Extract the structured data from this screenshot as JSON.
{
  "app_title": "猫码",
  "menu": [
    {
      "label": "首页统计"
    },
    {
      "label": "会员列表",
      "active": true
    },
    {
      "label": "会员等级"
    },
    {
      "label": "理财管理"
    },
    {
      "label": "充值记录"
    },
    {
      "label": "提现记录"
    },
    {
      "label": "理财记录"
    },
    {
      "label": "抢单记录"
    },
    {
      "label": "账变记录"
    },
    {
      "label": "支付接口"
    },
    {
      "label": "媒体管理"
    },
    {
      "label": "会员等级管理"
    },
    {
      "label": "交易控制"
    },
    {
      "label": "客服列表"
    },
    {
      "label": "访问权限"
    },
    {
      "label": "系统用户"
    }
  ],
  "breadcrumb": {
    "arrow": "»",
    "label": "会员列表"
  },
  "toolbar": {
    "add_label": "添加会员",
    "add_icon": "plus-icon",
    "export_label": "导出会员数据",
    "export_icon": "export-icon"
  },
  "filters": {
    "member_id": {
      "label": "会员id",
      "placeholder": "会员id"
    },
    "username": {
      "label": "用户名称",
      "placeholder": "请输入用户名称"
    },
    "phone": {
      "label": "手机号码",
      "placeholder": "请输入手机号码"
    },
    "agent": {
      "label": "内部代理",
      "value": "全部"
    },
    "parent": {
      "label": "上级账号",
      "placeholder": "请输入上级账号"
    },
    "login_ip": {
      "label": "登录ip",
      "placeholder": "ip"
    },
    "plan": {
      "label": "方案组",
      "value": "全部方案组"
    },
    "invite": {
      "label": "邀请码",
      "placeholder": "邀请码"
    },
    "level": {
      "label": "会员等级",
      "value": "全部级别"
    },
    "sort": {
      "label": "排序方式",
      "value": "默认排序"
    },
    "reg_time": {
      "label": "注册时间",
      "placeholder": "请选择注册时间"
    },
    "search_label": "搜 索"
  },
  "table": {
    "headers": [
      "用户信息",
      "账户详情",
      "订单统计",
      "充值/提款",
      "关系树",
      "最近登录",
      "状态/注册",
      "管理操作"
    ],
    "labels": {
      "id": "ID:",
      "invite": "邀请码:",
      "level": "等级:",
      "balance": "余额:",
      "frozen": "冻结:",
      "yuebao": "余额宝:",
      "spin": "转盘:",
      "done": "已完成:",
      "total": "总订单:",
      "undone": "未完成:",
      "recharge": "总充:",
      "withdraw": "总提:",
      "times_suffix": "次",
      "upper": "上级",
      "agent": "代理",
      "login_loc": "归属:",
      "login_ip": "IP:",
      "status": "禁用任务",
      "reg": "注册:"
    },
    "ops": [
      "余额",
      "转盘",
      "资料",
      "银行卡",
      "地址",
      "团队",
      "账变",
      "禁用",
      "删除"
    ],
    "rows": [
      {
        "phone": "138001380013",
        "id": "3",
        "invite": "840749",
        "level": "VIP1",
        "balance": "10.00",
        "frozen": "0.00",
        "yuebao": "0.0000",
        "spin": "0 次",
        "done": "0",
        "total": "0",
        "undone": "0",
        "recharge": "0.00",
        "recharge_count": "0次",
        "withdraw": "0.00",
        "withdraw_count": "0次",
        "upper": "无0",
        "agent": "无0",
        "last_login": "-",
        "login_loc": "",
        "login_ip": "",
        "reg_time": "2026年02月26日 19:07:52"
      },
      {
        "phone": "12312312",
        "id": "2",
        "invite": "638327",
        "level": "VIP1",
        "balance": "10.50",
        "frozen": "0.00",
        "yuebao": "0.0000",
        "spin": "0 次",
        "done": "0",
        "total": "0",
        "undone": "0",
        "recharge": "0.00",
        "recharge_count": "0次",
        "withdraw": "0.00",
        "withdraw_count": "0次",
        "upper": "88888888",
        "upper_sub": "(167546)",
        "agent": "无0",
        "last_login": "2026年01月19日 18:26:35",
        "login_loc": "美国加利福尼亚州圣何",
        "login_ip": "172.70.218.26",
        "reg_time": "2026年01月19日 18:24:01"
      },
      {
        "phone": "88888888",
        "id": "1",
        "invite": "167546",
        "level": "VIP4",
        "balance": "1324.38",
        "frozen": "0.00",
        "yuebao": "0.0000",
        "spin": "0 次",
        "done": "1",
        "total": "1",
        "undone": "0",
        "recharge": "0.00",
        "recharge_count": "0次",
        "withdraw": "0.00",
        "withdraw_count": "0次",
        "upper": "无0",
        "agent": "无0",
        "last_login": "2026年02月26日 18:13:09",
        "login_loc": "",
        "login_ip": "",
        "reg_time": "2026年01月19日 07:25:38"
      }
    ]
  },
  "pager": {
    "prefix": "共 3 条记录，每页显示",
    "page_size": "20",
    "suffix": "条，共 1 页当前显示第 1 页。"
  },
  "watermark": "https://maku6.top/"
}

· · · · · · ·

* [AIM OF THE EXERCISE] Pull out every line above that holds the word "invite".

* [THE OUTPUT]
    "invite": {
      "invite": "邀请码:",
        "invite": "840749",
        "invite": "638327",
        "invite": "167546",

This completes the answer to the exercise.